▸ **Work to complete**
Sift the listing for lines that hold the string "title" and pull them out.

::::

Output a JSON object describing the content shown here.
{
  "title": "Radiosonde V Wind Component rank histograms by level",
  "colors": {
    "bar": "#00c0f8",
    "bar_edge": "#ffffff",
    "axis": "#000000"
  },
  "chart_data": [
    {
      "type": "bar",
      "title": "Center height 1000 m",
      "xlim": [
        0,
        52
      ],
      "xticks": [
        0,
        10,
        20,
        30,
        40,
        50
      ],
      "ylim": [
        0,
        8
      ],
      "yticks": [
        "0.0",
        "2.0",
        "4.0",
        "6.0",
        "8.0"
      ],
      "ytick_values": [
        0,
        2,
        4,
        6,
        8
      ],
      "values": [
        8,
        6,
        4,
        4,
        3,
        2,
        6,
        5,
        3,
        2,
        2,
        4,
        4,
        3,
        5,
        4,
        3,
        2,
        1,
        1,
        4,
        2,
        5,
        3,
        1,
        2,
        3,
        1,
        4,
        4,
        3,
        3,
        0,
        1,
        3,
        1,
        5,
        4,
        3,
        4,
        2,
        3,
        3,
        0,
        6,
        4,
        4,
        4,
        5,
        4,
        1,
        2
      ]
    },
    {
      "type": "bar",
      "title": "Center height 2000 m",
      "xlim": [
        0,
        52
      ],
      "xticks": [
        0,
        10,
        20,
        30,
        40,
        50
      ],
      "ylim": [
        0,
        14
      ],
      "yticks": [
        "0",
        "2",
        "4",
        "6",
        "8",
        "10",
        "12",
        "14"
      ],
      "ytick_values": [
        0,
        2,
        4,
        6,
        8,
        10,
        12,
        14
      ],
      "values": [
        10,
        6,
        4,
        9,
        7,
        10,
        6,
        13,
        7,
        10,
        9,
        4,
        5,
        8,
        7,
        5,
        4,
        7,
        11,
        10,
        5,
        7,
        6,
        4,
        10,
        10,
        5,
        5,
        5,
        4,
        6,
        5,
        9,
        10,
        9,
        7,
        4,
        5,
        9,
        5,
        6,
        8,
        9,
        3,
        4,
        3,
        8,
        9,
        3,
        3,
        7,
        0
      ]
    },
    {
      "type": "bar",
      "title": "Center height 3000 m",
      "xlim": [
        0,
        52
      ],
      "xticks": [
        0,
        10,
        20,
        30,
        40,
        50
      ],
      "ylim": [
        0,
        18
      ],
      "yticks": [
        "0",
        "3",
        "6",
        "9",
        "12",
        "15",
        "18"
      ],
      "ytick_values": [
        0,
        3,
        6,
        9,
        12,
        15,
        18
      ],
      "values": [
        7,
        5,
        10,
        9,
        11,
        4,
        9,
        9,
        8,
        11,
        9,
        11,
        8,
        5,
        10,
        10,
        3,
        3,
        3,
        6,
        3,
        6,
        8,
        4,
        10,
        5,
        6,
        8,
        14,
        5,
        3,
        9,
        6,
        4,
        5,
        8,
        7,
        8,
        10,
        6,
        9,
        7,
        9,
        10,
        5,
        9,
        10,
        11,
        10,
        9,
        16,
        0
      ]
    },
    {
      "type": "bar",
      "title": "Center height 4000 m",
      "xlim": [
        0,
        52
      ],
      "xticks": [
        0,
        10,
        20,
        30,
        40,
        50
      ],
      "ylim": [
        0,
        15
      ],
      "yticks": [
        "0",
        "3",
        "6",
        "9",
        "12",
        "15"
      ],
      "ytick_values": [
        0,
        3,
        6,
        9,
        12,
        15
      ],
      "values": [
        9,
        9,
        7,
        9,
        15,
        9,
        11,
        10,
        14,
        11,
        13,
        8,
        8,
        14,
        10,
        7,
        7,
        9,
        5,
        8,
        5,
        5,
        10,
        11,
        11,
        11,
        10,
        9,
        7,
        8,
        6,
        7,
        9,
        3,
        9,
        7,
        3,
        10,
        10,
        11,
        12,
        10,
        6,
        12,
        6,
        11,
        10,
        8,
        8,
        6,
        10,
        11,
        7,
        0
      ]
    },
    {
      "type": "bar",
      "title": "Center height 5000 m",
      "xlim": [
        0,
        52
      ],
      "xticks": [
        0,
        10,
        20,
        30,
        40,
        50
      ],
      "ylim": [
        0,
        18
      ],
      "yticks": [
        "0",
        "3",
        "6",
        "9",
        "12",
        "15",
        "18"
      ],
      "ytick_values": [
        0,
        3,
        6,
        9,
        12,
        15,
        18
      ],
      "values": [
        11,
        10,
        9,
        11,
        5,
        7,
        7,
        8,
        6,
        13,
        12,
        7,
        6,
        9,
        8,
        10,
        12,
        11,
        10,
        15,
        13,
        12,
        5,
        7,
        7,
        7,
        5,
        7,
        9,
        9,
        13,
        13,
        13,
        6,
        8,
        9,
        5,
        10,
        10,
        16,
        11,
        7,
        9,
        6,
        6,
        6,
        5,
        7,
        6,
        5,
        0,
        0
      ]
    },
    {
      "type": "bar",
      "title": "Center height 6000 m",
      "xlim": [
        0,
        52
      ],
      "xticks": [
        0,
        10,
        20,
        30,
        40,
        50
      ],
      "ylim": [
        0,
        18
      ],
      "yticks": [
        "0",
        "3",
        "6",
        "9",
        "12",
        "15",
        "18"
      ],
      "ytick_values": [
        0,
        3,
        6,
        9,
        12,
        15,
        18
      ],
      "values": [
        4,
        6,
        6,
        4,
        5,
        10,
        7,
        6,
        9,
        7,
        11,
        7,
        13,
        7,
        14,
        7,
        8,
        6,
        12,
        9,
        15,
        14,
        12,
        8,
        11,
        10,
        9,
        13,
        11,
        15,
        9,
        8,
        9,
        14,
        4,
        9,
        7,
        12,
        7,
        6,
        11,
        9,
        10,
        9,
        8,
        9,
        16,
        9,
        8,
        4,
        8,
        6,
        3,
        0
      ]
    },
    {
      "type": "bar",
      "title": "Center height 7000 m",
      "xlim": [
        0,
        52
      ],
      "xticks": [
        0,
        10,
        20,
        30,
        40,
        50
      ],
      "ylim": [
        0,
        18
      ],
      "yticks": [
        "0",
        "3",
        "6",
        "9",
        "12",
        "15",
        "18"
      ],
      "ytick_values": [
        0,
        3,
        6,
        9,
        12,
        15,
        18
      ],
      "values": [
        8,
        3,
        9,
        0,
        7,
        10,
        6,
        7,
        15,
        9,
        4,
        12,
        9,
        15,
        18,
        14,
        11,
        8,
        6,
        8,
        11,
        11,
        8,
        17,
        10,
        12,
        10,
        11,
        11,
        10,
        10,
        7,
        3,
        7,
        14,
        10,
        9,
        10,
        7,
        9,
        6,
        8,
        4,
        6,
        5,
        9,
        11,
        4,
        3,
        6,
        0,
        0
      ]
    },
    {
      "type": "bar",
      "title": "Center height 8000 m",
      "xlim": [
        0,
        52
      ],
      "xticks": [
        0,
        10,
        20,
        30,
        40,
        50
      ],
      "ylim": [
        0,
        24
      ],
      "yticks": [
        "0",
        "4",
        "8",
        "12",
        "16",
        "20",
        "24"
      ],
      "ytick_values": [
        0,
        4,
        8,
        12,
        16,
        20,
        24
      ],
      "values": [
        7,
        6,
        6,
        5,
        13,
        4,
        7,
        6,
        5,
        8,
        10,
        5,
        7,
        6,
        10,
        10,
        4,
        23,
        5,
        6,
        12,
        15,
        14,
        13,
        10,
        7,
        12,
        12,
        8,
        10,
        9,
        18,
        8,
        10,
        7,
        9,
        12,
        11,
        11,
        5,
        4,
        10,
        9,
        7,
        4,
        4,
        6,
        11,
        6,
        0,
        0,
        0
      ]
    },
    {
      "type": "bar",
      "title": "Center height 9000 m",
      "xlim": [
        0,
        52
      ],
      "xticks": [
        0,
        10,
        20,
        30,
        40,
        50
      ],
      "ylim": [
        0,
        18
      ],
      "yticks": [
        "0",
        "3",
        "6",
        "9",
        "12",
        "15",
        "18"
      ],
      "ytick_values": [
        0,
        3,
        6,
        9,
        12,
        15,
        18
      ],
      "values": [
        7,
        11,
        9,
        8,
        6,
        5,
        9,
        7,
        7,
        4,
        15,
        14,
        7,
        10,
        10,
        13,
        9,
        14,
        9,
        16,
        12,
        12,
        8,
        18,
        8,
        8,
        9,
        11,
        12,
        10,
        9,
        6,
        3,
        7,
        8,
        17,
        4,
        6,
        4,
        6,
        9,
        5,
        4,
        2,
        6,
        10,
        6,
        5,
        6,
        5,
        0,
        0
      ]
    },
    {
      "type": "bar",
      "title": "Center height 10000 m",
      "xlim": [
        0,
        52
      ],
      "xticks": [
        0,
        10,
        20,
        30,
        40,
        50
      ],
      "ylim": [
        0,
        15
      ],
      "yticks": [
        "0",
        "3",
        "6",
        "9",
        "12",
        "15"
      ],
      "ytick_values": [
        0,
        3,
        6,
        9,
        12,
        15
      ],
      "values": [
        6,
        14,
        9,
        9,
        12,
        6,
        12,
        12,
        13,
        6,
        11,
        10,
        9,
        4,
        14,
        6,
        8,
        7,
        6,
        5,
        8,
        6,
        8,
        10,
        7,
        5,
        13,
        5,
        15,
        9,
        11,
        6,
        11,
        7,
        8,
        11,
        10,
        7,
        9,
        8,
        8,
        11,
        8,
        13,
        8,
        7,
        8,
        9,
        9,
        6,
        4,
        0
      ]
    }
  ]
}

::::

▸ **Reply to the task**
  "title": "Radiosonde V Wind Component rank histograms by level",
      "title": "Center height 1000 m",
      "title": "Center height 2000 m",
      "title": "Center height 3000 m",
      "title": "Center height 4000 m",
      "title": "Center height 5000 m",
      "title": "Center height 6000 m",
      "title": "Center height 7000 m",
      "title": "Center height 8000 m",
      "title": "Center height 9000 m",
      "title": "Center height 10000 m",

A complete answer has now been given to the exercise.